◆ Extracted material ◆
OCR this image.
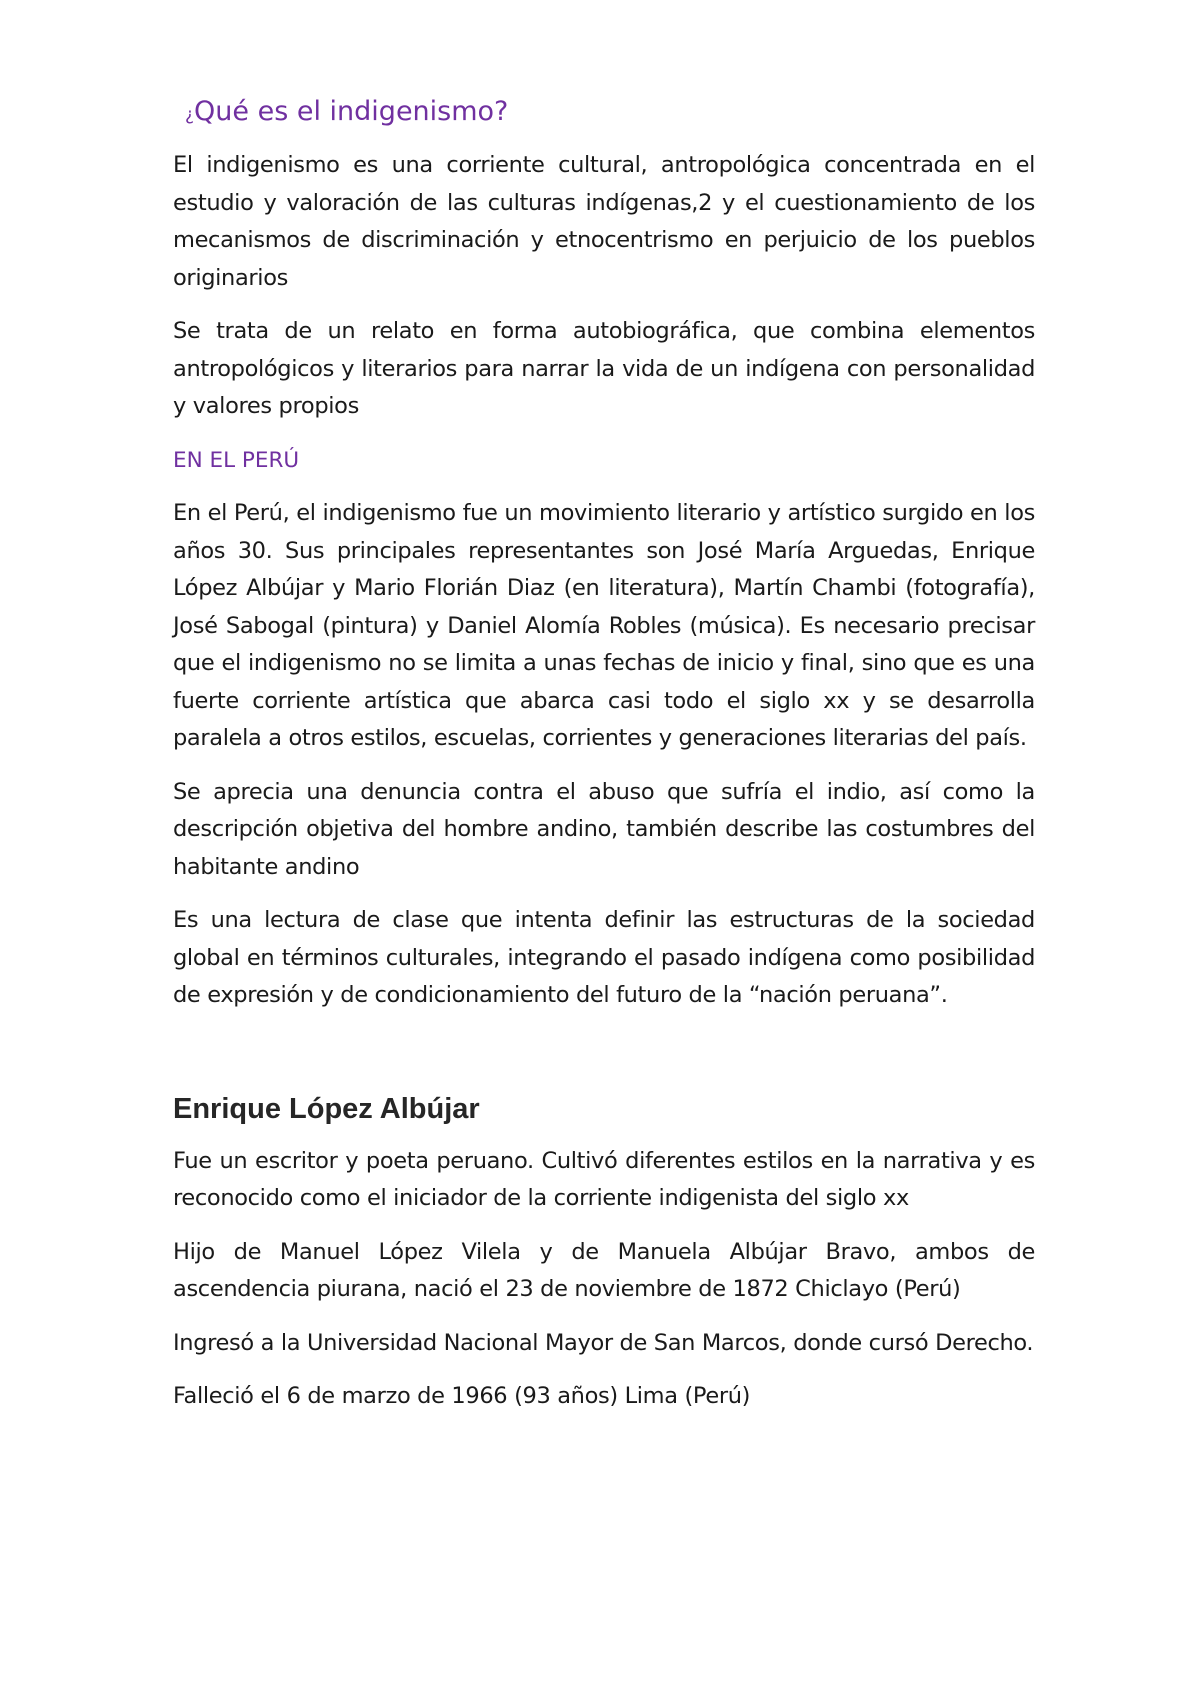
¿Qué es el indigenismo?

El indigenismo es una corriente cultural, antropológica concentrada en el estudio y valoración de las culturas indígenas,2 y el cuestionamiento de los mecanismos de discriminación y etnocentrismo en perjuicio de los pueblos originarios

Se trata de un relato en forma autobiográfica, que combina elementos antropológicos y literarios para narrar la vida de un indígena con personalidad y valores propios

EN EL PERÚ

En el Perú, el indigenismo fue un movimiento literario y artístico surgido en los años 30. Sus principales representantes son José María Arguedas, Enrique López Albújar y Mario Florián Diaz (en literatura), Martín Chambi (fotografía), José Sabogal (pintura) y Daniel Alomía Robles (música). Es necesario precisar que el indigenismo no se limita a unas fechas de inicio y final, sino que es una fuerte corriente artística que abarca casi todo el siglo xx y se desarrolla paralela a otros estilos, escuelas, corrientes y generaciones literarias del país.

Se aprecia una denuncia contra el abuso que sufría el indio, así como la descripción objetiva del hombre andino, también describe las costumbres del habitante andino

Es una lectura de clase que intenta definir las estructuras de la sociedad global en términos culturales, integrando el pasado indígena como posibilidad de expresión y de condicionamiento del futuro de la “nación peruana”.

Enrique López Albújar

Fue un escritor y poeta peruano. Cultivó diferentes estilos en la narrativa y es reconocido como el iniciador de la corriente indigenista del siglo xx

Hijo de Manuel López Vilela y de Manuela Albújar Bravo, ambos de ascendencia piurana, nació el 23 de noviembre de 1872 Chiclayo (Perú)

Ingresó a la Universidad Nacional Mayor de San Marcos, donde cursó Derecho.

Falleció el 6 de marzo de 1966 (93 años) Lima (Perú)
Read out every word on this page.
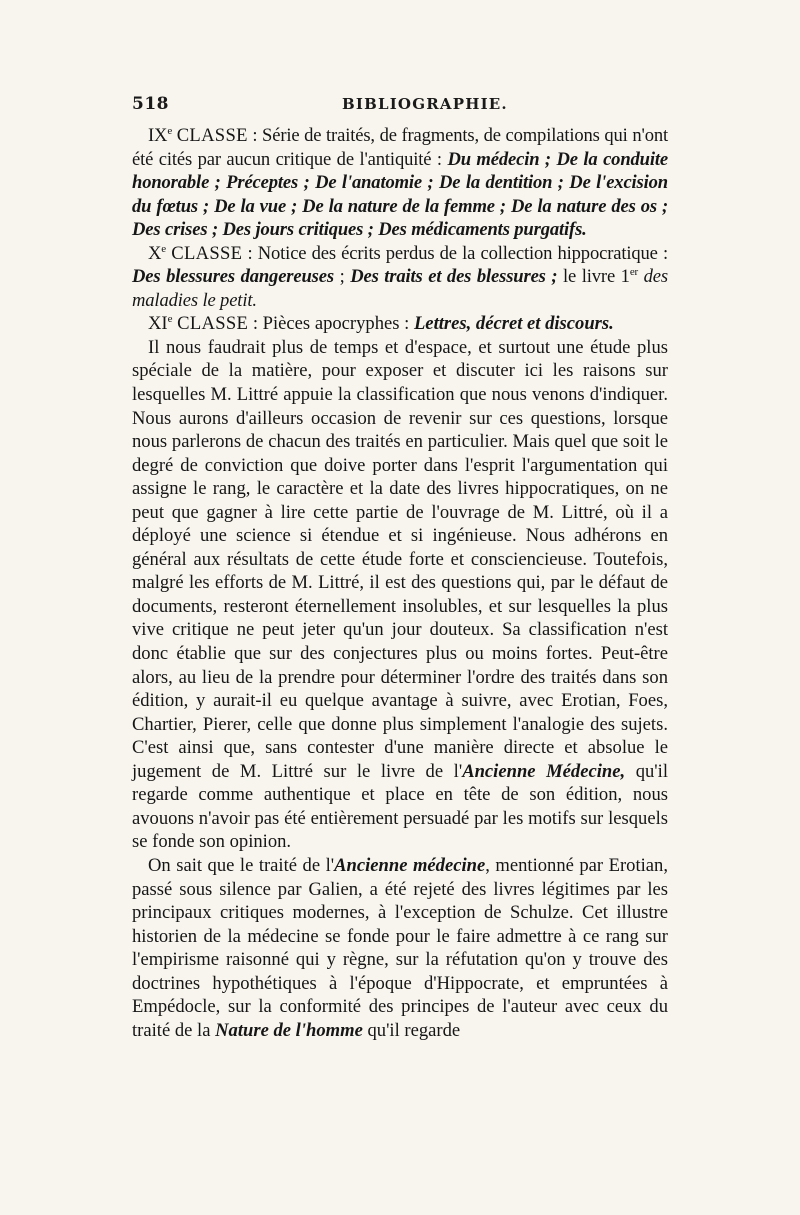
518	BIBLIOGRAPHIE.

IXe CLASSE : Série de traités, de fragments, de compilations qui n'ont été cités par aucun critique de l'antiquité : Du médecin ; De la conduite honorable ; Préceptes ; De l'anatomie ; De la dentition ; De l'excision du fœtus ; De la vue ; De la nature de la femme ; De la nature des os ; Des crises ; Des jours critiques ; Des médicaments purgatifs.

Xe CLASSE : Notice des écrits perdus de la collection hippocratique : Des blessures dangereuses ; Des traits et des blessures ; le livre 1er des maladies le petit.

XIe CLASSE : Pièces apocryphes : Lettres, décret et discours.

Il nous faudrait plus de temps et d'espace, et surtout une étude plus spéciale de la matière, pour exposer et discuter ici les raisons sur lesquelles M. Littré appuie la classification que nous venons d'indiquer. Nous aurons d'ailleurs occasion de revenir sur ces questions, lorsque nous parlerons de chacun des traités en particulier. Mais quel que soit le degré de conviction que doive porter dans l'esprit l'argumentation qui assigne le rang, le caractère et la date des livres hippocratiques, on ne peut que gagner à lire cette partie de l'ouvrage de M. Littré, où il a déployé une science si étendue et si ingénieuse. Nous adhérons en général aux résultats de cette étude forte et consciencieuse. Toutefois, malgré les efforts de M. Littré, il est des questions qui, par le défaut de documents, resteront éternellement insolubles, et sur lesquelles la plus vive critique ne peut jeter qu'un jour douteux. Sa classification n'est donc établie que sur des conjectures plus ou moins fortes. Peut-être alors, au lieu de la prendre pour déterminer l'ordre des traités dans son édition, y aurait-il eu quelque avantage à suivre, avec Erotian, Foes, Chartier, Pierer, celle que donne plus simplement l'analogie des sujets. C'est ainsi que, sans contester d'une manière directe et absolue le jugement de M. Littré sur le livre de l'Ancienne Médecine, qu'il regarde comme authentique et place en tête de son édition, nous avouons n'avoir pas été entièrement persuadé par les motifs sur lesquels se fonde son opinion.

On sait que le traité de l'Ancienne médecine, mentionné par Erotian, passé sous silence par Galien, a été rejeté des livres légitimes par les principaux critiques modernes, à l'exception de Schulze. Cet illustre historien de la médecine se fonde pour le faire admettre à ce rang sur l'empirisme raisonné qui y règne, sur la réfutation qu'on y trouve des doctrines hypothétiques à l'époque d'Hippocrate, et empruntées à Empédocle, sur la conformité des principes de l'auteur avec ceux du traité de la Nature de l'homme qu'il regarde
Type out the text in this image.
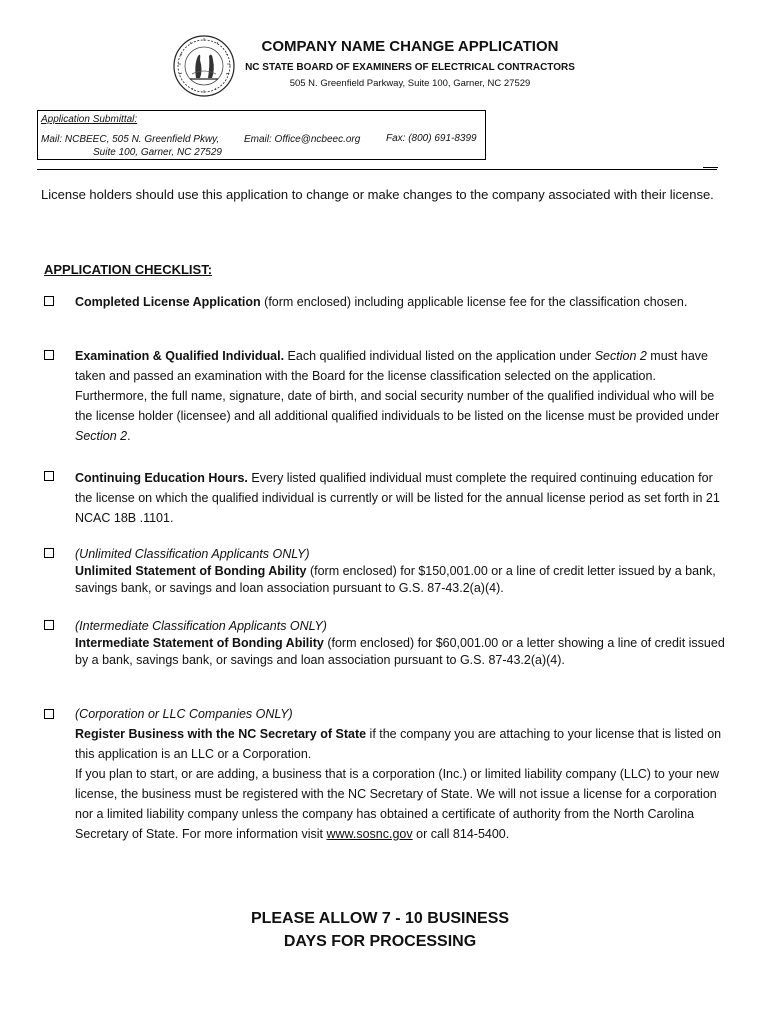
COMPANY NAME CHANGE APPLICATION
NC STATE BOARD OF EXAMINERS OF ELECTRICAL CONTRACTORS
505 N. Greenfield Parkway, Suite 100, Garner, NC 27529
Application Submittal:
Mail: NCBEEC, 505 N. Greenfield Pkwy,
Suite 100, Garner, NC 27529
Email: Office@ncbeec.org	Fax: (800) 691-8399
License holders should use this application to change or make changes to the company associated with their license.
APPLICATION CHECKLIST:
Completed License Application (form enclosed) including applicable license fee for the classification chosen.
Examination & Qualified Individual. Each qualified individual listed on the application under Section 2 must have taken and passed an examination with the Board for the license classification selected on the application. Furthermore, the full name, signature, date of birth, and social security number of the qualified individual who will be the license holder (licensee) and all additional qualified individuals to be listed on the license must be provided under Section 2.
Continuing Education Hours. Every listed qualified individual must complete the required continuing education for the license on which the qualified individual is currently or will be listed for the annual license period as set forth in 21 NCAC 18B .1101.
(Unlimited Classification Applicants ONLY)
Unlimited Statement of Bonding Ability (form enclosed) for $150,001.00 or a line of credit letter issued by a bank, savings bank, or savings and loan association pursuant to G.S. 87-43.2(a)(4).
(Intermediate Classification Applicants ONLY)
Intermediate Statement of Bonding Ability (form enclosed) for $60,001.00 or a letter showing a line of credit issued by a bank, savings bank, or savings and loan association pursuant to G.S. 87-43.2(a)(4).
(Corporation or LLC Companies ONLY)
Register Business with the NC Secretary of State if the company you are attaching to your license that is listed on this application is an LLC or a Corporation.
If you plan to start, or are adding, a business that is a corporation (Inc.) or limited liability company (LLC) to your new license, the business must be registered with the NC Secretary of State. We will not issue a license for a corporation nor a limited liability company unless the company has obtained a certificate of authority from the North Carolina Secretary of State. For more information visit www.sosnc.gov or call 814-5400.
PLEASE ALLOW 7 - 10 BUSINESS
DAYS FOR PROCESSING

◆ Directions ◆
Give only the number of lines in the entries that contain "Erotian".

◆ Result ◆
2